- SOURCE PASSAGE -
I can't drink for Australia, even if it is Australia Day tomorrow. I envy those people who can knock back drink after drink for hours on end but only get a bit jolly, ready to wake up bright and early the next morning to sprint along the beach. I only need one drink to be busting out 80s dance moves. Any more than that and I am in a world of pain, closeted in darkness like a vampire the next day.
And I'm not alone. We live in a binge drinking culture and there's always a lightweight casualty or two - the tiny Irish guy who has drunk his body weight in whisky and strips off in the bar. The ranting older man who introduces himself to a table of young girls and won't leave. The young girls slurring and crying in the toilets... yes, I have been there. Fact of the matter is, not everyone has the constitution to keep up in a society addicted to inebriation. And that's OK - it's OK to be a lightweight.
Being drunk seems like such a good idea at the time, but I absolutely hate it. Being slightly tipsy is awesome, I agree, but sticking to that level is like walking a tightrope... which I have successfully learned to do, after years of practice (stay on the sober side, not walk a tightrope).
How to walk the fine line
You need strategies - alcohol is everywhere and your mates are so "generous" with shouting another round.

- INFORMATION GIVEN -
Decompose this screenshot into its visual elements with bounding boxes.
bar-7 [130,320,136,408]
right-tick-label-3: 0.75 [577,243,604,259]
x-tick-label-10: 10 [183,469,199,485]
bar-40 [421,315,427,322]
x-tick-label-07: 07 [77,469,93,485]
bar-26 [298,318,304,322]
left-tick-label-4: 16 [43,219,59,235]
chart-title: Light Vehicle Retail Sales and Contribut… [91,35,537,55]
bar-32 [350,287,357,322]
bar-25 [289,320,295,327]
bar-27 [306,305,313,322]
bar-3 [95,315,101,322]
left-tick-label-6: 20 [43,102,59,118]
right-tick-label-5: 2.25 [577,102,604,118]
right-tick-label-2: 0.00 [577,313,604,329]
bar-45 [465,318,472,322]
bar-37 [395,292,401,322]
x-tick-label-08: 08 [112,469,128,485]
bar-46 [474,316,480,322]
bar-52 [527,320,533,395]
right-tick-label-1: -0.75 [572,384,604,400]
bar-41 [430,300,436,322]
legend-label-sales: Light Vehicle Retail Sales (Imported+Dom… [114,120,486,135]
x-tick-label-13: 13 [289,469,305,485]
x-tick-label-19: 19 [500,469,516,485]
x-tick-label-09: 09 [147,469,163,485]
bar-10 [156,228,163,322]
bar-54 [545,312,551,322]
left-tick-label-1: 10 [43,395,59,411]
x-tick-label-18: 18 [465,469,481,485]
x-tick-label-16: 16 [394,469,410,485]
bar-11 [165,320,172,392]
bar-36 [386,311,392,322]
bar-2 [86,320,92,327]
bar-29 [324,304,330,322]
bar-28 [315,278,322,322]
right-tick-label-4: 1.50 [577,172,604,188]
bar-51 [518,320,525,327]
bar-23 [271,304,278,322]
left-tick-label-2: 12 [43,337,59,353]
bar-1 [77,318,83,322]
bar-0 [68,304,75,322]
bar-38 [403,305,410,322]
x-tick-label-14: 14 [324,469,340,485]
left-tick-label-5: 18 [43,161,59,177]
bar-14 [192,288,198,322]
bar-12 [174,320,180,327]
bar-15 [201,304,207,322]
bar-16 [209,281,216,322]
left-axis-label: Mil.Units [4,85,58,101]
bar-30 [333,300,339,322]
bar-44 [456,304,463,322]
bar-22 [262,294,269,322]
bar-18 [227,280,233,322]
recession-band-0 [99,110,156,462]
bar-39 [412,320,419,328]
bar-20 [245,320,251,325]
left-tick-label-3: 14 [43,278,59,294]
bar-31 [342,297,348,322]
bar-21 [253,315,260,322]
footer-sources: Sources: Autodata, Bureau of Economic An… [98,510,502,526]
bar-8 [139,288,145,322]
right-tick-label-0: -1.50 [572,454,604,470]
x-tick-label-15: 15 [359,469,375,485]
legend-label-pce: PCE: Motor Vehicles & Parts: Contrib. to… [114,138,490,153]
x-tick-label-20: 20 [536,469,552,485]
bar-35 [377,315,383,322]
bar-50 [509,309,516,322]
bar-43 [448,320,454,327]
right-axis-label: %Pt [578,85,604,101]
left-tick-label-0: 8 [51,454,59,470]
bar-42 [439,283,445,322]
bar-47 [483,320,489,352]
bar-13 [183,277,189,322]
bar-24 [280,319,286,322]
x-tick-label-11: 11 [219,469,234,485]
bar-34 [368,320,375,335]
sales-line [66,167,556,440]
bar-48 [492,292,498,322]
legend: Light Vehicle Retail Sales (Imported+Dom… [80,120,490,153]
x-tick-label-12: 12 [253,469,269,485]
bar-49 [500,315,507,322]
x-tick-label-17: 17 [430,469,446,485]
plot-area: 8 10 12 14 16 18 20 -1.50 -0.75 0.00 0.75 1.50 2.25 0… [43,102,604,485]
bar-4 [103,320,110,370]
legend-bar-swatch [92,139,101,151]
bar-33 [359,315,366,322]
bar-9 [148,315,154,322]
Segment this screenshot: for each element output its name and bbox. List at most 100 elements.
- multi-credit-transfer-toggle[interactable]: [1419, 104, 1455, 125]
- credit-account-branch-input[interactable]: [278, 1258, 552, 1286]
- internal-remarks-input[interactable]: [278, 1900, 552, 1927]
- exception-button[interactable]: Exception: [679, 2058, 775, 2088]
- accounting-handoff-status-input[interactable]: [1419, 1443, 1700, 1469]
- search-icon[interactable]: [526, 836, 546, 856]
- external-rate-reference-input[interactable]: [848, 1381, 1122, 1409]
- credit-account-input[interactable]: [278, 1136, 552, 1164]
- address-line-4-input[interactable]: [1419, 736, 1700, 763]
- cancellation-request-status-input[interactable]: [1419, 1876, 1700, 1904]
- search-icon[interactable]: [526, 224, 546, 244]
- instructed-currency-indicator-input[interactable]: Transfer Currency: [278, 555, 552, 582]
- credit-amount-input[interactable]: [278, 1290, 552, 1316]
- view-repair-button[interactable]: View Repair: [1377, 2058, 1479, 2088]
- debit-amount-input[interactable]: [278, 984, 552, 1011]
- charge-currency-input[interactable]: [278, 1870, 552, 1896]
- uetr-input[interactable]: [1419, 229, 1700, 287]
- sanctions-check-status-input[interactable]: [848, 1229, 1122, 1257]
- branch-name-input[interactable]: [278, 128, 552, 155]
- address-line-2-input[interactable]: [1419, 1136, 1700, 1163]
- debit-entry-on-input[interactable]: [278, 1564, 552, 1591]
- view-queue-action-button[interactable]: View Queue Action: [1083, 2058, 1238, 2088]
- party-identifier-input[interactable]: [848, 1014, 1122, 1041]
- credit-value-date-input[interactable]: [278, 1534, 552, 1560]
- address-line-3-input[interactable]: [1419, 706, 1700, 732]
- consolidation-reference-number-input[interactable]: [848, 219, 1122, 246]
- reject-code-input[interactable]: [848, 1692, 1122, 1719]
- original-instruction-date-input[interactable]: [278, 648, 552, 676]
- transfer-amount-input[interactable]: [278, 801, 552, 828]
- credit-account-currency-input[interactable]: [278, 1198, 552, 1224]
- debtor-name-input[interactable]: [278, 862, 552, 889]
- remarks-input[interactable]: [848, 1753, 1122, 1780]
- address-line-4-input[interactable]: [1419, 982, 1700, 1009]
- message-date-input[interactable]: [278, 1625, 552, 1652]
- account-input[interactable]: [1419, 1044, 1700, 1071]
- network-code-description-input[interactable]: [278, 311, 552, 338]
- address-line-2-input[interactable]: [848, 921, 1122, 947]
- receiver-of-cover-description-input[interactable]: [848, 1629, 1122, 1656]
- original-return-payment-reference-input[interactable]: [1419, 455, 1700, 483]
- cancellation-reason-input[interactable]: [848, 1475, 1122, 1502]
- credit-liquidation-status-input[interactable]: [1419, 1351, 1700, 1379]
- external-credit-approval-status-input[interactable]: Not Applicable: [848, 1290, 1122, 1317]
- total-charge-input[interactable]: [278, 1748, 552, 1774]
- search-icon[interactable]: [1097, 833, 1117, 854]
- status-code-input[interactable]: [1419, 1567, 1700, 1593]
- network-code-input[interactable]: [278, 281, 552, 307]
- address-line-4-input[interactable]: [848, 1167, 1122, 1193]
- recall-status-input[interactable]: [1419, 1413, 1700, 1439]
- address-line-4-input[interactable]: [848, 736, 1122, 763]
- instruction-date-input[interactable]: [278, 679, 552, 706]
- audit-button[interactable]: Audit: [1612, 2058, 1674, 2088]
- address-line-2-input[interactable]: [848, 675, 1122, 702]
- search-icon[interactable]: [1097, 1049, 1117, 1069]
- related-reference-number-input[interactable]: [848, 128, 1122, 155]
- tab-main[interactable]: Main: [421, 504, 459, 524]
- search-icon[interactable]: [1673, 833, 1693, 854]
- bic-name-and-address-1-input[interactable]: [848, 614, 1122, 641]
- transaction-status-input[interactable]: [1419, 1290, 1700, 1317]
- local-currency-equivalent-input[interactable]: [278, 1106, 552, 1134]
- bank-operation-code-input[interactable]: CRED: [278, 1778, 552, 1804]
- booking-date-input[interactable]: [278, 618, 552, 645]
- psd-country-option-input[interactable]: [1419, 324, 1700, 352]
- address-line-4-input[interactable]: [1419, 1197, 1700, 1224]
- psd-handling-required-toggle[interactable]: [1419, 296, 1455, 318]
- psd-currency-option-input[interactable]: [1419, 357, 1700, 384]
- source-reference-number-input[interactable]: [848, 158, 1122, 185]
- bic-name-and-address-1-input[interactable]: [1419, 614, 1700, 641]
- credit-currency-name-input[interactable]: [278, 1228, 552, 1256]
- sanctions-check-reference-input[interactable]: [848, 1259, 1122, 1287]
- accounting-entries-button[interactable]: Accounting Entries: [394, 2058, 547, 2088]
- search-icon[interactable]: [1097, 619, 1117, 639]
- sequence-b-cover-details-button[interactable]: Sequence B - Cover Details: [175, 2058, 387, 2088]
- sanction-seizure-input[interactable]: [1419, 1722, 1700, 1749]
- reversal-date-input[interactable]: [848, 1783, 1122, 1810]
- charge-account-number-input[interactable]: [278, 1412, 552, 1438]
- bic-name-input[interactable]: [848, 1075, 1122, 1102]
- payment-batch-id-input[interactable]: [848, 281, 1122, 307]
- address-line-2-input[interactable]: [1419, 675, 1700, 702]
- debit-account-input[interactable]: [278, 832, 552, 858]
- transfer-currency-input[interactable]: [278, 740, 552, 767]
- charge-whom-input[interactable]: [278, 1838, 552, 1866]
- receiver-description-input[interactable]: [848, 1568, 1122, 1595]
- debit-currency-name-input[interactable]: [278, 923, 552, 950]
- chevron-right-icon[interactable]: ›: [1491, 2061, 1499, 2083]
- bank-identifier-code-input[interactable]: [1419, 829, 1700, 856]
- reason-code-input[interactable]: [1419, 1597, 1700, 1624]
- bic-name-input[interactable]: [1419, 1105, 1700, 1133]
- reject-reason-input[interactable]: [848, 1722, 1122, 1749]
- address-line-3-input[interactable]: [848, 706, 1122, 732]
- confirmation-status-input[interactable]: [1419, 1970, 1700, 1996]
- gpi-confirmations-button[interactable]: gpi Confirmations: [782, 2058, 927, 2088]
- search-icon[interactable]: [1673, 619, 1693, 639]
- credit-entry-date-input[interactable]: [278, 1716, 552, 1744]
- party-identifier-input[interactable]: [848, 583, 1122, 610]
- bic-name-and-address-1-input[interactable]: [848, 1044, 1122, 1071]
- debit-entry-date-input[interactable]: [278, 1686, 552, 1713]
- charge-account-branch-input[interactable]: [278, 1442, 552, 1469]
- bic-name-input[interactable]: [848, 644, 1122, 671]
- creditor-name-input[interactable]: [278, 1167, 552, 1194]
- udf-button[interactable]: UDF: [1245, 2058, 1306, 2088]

- EXERCISE REQUIREMENTS -
[A] In the post about being a lightweight drinker, how many drinks does the writer need before busting out 80s dance moves?
[B] List every lightweight casualty of the binge drinking culture that the post about being a lightweight drinker describes.
The records can be left aside; only the post about being a lightweight drinker matters here.

- RESULTS IN ORDER -
[A] One drink.

[B]
- The tiny Irish guy who has drunk his body weight in whisky and strips off in the bar
- The ranting older man who introduces himself to a table of young girls and won't leave
- The young girls slurring and crying in the toilets